━━━━━ SUPPLIED ENTRIES

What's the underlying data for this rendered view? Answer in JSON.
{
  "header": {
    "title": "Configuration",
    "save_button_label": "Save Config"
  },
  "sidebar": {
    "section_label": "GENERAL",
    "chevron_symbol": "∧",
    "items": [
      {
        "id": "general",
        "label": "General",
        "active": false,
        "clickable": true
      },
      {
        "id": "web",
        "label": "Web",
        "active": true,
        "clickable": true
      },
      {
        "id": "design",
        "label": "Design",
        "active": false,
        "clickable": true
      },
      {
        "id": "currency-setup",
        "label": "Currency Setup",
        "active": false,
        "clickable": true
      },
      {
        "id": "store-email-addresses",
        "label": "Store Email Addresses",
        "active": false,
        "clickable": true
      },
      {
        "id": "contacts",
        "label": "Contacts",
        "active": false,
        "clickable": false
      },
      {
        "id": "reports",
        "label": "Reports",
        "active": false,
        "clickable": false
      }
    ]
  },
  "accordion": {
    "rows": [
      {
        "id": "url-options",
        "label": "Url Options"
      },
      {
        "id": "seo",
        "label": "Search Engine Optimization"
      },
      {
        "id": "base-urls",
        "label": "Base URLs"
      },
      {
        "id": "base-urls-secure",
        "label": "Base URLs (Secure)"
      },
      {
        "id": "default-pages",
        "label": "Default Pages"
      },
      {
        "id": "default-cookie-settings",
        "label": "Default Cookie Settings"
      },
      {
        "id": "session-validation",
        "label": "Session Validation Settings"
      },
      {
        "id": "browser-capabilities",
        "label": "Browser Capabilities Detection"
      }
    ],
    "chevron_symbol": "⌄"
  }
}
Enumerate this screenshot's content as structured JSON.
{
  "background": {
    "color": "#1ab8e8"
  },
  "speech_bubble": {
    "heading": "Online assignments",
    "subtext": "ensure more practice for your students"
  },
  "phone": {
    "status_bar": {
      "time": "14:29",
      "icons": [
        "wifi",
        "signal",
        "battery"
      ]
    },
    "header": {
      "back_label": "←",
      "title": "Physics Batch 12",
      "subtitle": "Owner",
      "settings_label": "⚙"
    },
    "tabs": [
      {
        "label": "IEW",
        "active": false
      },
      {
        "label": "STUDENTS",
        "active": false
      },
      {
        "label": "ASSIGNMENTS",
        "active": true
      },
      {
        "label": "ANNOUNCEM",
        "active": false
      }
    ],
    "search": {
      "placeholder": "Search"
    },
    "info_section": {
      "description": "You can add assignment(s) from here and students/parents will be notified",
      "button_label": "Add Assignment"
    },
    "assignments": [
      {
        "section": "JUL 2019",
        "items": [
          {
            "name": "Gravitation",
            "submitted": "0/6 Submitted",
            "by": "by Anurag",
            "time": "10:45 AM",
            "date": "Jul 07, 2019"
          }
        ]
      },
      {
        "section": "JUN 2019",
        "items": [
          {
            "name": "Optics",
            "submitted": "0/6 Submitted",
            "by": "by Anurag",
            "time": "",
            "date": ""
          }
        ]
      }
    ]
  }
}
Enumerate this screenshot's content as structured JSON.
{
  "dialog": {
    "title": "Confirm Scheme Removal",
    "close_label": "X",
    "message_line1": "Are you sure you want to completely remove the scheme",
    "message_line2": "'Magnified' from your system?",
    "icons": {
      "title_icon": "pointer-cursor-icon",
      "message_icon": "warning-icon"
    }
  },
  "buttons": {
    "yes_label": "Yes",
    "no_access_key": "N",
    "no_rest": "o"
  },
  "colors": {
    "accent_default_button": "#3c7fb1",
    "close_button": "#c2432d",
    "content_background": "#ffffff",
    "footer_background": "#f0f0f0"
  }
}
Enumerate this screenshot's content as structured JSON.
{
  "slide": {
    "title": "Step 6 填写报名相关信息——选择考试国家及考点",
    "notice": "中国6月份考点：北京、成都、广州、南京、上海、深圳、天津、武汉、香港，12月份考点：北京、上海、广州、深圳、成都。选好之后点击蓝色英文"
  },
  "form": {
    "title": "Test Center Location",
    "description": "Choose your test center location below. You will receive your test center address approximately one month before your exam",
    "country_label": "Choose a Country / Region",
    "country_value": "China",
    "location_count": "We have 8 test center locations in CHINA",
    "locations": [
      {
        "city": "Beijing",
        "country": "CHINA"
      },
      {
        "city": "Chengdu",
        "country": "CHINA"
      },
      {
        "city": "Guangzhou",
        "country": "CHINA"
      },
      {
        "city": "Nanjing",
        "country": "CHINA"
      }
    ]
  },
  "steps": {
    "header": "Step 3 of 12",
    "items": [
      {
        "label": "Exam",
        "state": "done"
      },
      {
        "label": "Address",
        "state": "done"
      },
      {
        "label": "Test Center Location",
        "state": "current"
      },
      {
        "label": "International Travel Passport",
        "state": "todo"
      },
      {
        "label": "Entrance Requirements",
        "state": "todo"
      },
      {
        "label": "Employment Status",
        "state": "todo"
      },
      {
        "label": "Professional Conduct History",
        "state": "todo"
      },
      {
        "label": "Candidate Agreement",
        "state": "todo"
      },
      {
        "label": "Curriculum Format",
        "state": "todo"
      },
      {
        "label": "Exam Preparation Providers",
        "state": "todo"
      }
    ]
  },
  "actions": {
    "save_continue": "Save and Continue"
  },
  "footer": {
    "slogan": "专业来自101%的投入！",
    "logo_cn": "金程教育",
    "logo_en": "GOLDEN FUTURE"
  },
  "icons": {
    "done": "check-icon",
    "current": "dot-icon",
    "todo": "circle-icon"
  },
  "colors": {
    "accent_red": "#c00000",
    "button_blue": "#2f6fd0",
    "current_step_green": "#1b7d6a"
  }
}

━━━━━━━━━━

◆ DO THIS
Word for word, write out all of the data above.

◆ WRITTEN REPLY
What's the underlying data for this rendered view? Answer in JSON.
{
  "header": {
    "title": "Configuration",
    "save_button_label": "Save Config"
  },
  "sidebar": {
    "section_label": "GENERAL",
    "chevron_symbol": "∧",
    "items": [
      {
        "id": "general",
        "label": "General",
        "active": false,
        "clickable": true
      },
      {
        "id": "web",
        "label": "Web",
        "active": true,
        "clickable": true
      },
      {
        "id": "design",
        "label": "Design",
        "active": false,
        "clickable": true
      },
      {
        "id": "currency-setup",
        "label": "Currency Setup",
        "active": false,
        "clickable": true
      },
      {
        "id": "store-email-addresses",
        "label": "Store Email Addresses",
        "active": false,
        "clickable": true
      },
      {
        "id": "contacts",
        "label": "Contacts",
        "active": false,
        "clickable": false
      },
      {
        "id": "reports",
        "label": "Reports",
        "active": false,
        "clickable": false
      }
    ]
  },
  "accordion": {
    "rows": [
      {
        "id": "url-options",
        "label": "Url Options"
      },
      {
        "id": "seo",
        "label": "Search Engine Optimization"
      },
      {
        "id": "base-urls",
        "label": "Base URLs"
      },
      {
        "id": "base-urls-secure",
        "label": "Base URLs (Secure)"
      },
      {
        "id": "default-pages",
        "label": "Default Pages"
      },
      {
        "id": "default-cookie-settings",
        "label": "Default Cookie Settings"
      },
      {
        "id": "session-validation",
        "label": "Session Validation Settings"
      },
      {
        "id": "browser-capabilities",
        "label": "Browser Capabilities Detection"
      }
    ],
    "chevron_symbol": "⌄"
  }
}
Enumerate this screenshot's content as structured JSON.
{
  "background": {
    "color": "#1ab8e8"
  },
  "speech_bubble": {
    "heading": "Online assignments",
    "subtext": "ensure more practice for your students"
  },
  "phone": {
    "status_bar": {
      "time": "14:29",
      "icons": [
        "wifi",
        "signal",
        "battery"
      ]
    },
    "header": {
      "back_label": "←",
      "title": "Physics Batch 12",
      "subtitle": "Owner",
      "settings_label": "⚙"
    },
    "tabs": [
      {
        "label": "IEW",
        "active": false
      },
      {
        "label": "STUDENTS",
        "active": false
      },
      {
        "label": "ASSIGNMENTS",
        "active": true
      },
      {
        "label": "ANNOUNCEM",
        "active": false
      }
    ],
    "search": {
      "placeholder": "Search"
    },
    "info_section": {
      "description": "You can add assignment(s) from here and students/parents will be notified",
      "button_label": "Add Assignment"
    },
    "assignments": [
      {
        "section": "JUL 2019",
        "items": [
          {
            "name": "Gravitation",
            "submitted": "0/6 Submitted",
            "by": "by Anurag",
            "time": "10:45 AM",
            "date": "Jul 07, 2019"
          }
        ]
      },
      {
        "section": "JUN 2019",
        "items": [
          {
            "name": "Optics",
            "submitted": "0/6 Submitted",
            "by": "by Anurag",
            "time": "",
            "date": ""
          }
        ]
      }
    ]
  }
}
Enumerate this screenshot's content as structured JSON.
{
  "dialog": {
    "title": "Confirm Scheme Removal",
    "close_label": "X",
    "message_line1": "Are you sure you want to completely remove the scheme",
    "message_line2": "'Magnified' from your system?",
    "icons": {
      "title_icon": "pointer-cursor-icon",
      "message_icon": "warning-icon"
    }
  },
  "buttons": {
    "yes_label": "Yes",
    "no_access_key": "N",
    "no_rest": "o"
  },
  "colors": {
    "accent_default_button": "#3c7fb1",
    "close_button": "#c2432d",
    "content_background": "#ffffff",
    "footer_background": "#f0f0f0"
  }
}
Enumerate this screenshot's content as structured JSON.
{
  "slide": {
    "title": "Step 6 填写报名相关信息——选择考试国家及考点",
    "notice": "中国6月份考点：北京、成都、广州、南京、上海、深圳、天津、武汉、香港，12月份考点：北京、上海、广州、深圳、成都。选好之后点击蓝色英文"
  },
  "form": {
    "title": "Test Center Location",
    "description": "Choose your test center location below. You will receive your test center address approximately one month before your exam",
    "country_label": "Choose a Country / Region",
    "country_value": "China",
    "location_count": "We have 8 test center locations in CHINA",
    "locations": [
      {
        "city": "Beijing",
        "country": "CHINA"
      },
      {
        "city": "Chengdu",
        "country": "CHINA"
      },
      {
        "city": "Guangzhou",
        "country": "CHINA"
      },
      {
        "city": "Nanjing",
        "country": "CHINA"
      }
    ]
  },
  "steps": {
    "header": "Step 3 of 12",
    "items": [
      {
        "label": "Exam",
        "state": "done"
      },
      {
        "label": "Address",
        "state": "done"
      },
      {
        "label": "Test Center Location",
        "state": "current"
      },
      {
        "label": "International Travel Passport",
        "state": "todo"
      },
      {
        "label": "Entrance Requirements",
        "state": "todo"
      },
      {
        "label": "Employment Status",
        "state": "todo"
      },
      {
        "label": "Professional Conduct History",
        "state": "todo"
      },
      {
        "label": "Candidate Agreement",
        "state": "todo"
      },
      {
        "label": "Curriculum Format",
        "state": "todo"
      },
      {
        "label": "Exam Preparation Providers",
        "state": "todo"
      }
    ]
  },
  "actions": {
    "save_continue": "Save and Continue"
  },
  "footer": {
    "slogan": "专业来自101%的投入！",
    "logo_cn": "金程教育",
    "logo_en": "GOLDEN FUTURE"
  },
  "icons": {
    "done": "check-icon",
    "current": "dot-icon",
    "todo": "circle-icon"
  },
  "colors": {
    "accent_red": "#c00000",
    "button_blue": "#2f6fd0",
    "current_step_green": "#1b7d6a"
  }
}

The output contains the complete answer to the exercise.